=== Exercise input ===
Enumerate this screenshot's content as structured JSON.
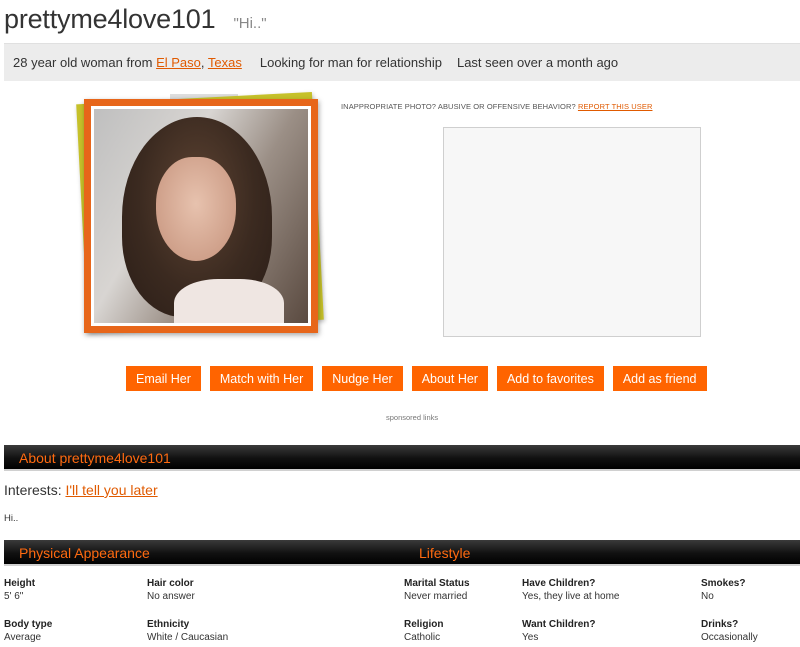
{
  "profile": {
    "username": "prettyme4love101",
    "tagline": "\"Hi..\""
  },
  "info": {
    "intro": "28 year old woman from ",
    "city": "El Paso",
    "comma": ", ",
    "state": "Texas",
    "looking": "Looking for man for relationship",
    "last_seen": "Last seen over a month ago"
  },
  "report": {
    "text": "INAPPROPRIATE PHOTO? ABUSIVE OR OFFENSIVE BEHAVIOR? ",
    "link": "REPORT THIS USER"
  },
  "actions": {
    "email": "Email Her",
    "match": "Match with Her",
    "nudge": "Nudge Her",
    "about": "About Her",
    "favorites": "Add to favorites",
    "friend": "Add as friend"
  },
  "sponsored": "sponsored links",
  "about_section": {
    "title": "About prettyme4love101",
    "interests_label": "Interests: ",
    "interests_value": "I'll tell you later",
    "text": "Hi.."
  },
  "sections": {
    "physical": "Physical Appearance",
    "lifestyle": "Lifestyle"
  },
  "attributes": {
    "height": {
      "label": "Height",
      "value": "5' 6\""
    },
    "hair": {
      "label": "Hair color",
      "value": "No answer"
    },
    "marital": {
      "label": "Marital Status",
      "value": "Never married"
    },
    "children": {
      "label": "Have Children?",
      "value": "Yes, they live at home"
    },
    "smokes": {
      "label": "Smokes?",
      "value": "No"
    },
    "body": {
      "label": "Body type",
      "value": "Average"
    },
    "ethnicity": {
      "label": "Ethnicity",
      "value": "White / Caucasian"
    },
    "religion": {
      "label": "Religion",
      "value": "Catholic"
    },
    "want_children": {
      "label": "Want Children?",
      "value": "Yes"
    },
    "drinks": {
      "label": "Drinks?",
      "value": "Occasionally"
    }
  },
  "colors": {
    "accent": "#ff6400",
    "link": "#e05a00",
    "frame": "#e7661a",
    "frame_back": "#c6c12a"
  }
}
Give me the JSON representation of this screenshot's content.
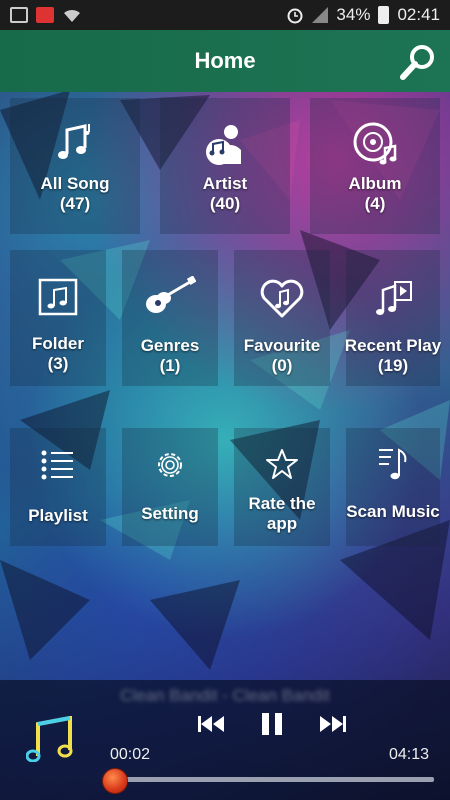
{
  "status_bar": {
    "battery": "34%",
    "time": "02:41"
  },
  "header": {
    "title": "Home"
  },
  "tiles": [
    {
      "label": "All Song",
      "count": "(47)",
      "icon": "music-notes-icon"
    },
    {
      "label": "Artist",
      "count": "(40)",
      "icon": "artist-icon"
    },
    {
      "label": "Album",
      "count": "(4)",
      "icon": "album-icon"
    },
    {
      "label": "Folder",
      "count": "(3)",
      "icon": "folder-icon"
    },
    {
      "label": "Genres",
      "count": "(1)",
      "icon": "guitar-icon"
    },
    {
      "label": "Favourite",
      "count": "(0)",
      "icon": "heart-icon"
    },
    {
      "label": "Recent Play",
      "count": "(19)",
      "icon": "recent-play-icon"
    },
    {
      "label": "Playlist",
      "icon": "list-icon"
    },
    {
      "label": "Setting",
      "icon": "gear-icon"
    },
    {
      "label": "Rate the app",
      "icon": "star-icon"
    },
    {
      "label": "Scan Music",
      "icon": "scan-music-icon"
    }
  ],
  "player": {
    "track_title": "Clean Bandit - Clean Bandit",
    "elapsed": "00:02",
    "duration": "04:13",
    "progress": 0.008
  },
  "colors": {
    "header": "#1d7454",
    "seek_thumb": "#d8381a"
  }
}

=== What to do ===
Without including any picture, repeat the data exactly.

=== Exercise answer ===
Enumerate this screenshot's content as structured JSON.
{
  "profile": {
    "username": "prettyme4love101",
    "tagline": "\"Hi..\""
  },
  "info": {
    "intro": "28 year old woman from ",
    "city": "El Paso",
    "comma": ", ",
    "state": "Texas",
    "looking": "Looking for man for relationship",
    "last_seen": "Last seen over a month ago"
  },
  "report": {
    "text": "INAPPROPRIATE PHOTO? ABUSIVE OR OFFENSIVE BEHAVIOR? ",
    "link": "REPORT THIS USER"
  },
  "actions": {
    "email": "Email Her",
    "match": "Match with Her",
    "nudge": "Nudge Her",
    "about": "About Her",
    "favorites": "Add to favorites",
    "friend": "Add as friend"
  },
  "sponsored": "sponsored links",
  "about_section": {
    "title": "About prettyme4love101",
    "interests_label": "Interests: ",
    "interests_value": "I'll tell you later",
    "text": "Hi.."
  },
  "sections": {
    "physical": "Physical Appearance",
    "lifestyle": "Lifestyle"
  },
  "attributes": {
    "height": {
      "label": "Height",
      "value": "5' 6\""
    },
    "hair": {
      "label": "Hair color",
      "value": "No answer"
    },
    "marital": {
      "label": "Marital Status",
      "value": "Never married"
    },
    "children": {
      "label": "Have Children?",
      "value": "Yes, they live at home"
    },
    "smokes": {
      "label": "Smokes?",
      "value": "No"
    },
    "body": {
      "label": "Body type",
      "value": "Average"
    },
    "ethnicity": {
      "label": "Ethnicity",
      "value": "White / Caucasian"
    },
    "religion": {
      "label": "Religion",
      "value": "Catholic"
    },
    "want_children": {
      "label": "Want Children?",
      "value": "Yes"
    },
    "drinks": {
      "label": "Drinks?",
      "value": "Occasionally"
    }
  },
  "colors": {
    "accent": "#ff6400",
    "link": "#e05a00",
    "frame": "#e7661a",
    "frame_back": "#c6c12a"
  }
}
Give me the JSON representation of this screenshot's content.
{
  "status_bar": {
    "battery": "34%",
    "time": "02:41"
  },
  "header": {
    "title": "Home"
  },
  "tiles": [
    {
      "label": "All Song",
      "count": "(47)",
      "icon": "music-notes-icon"
    },
    {
      "label": "Artist",
      "count": "(40)",
      "icon": "artist-icon"
    },
    {
      "label": "Album",
      "count": "(4)",
      "icon": "album-icon"
    },
    {
      "label": "Folder",
      "count": "(3)",
      "icon": "folder-icon"
    },
    {
      "label": "Genres",
      "count": "(1)",
      "icon": "guitar-icon"
    },
    {
      "label": "Favourite",
      "count": "(0)",
      "icon": "heart-icon"
    },
    {
      "label": "Recent Play",
      "count": "(19)",
      "icon": "recent-play-icon"
    },
    {
      "label": "Playlist",
      "icon": "list-icon"
    },
    {
      "label": "Setting",
      "icon": "gear-icon"
    },
    {
      "label": "Rate the app",
      "icon": "star-icon"
    },
    {
      "label": "Scan Music",
      "icon": "scan-music-icon"
    }
  ],
  "player": {
    "track_title": "Clean Bandit - Clean Bandit",
    "elapsed": "00:02",
    "duration": "04:13",
    "progress": 0.008
  },
  "colors": {
    "header": "#1d7454",
    "seek_thumb": "#d8381a"
  }
}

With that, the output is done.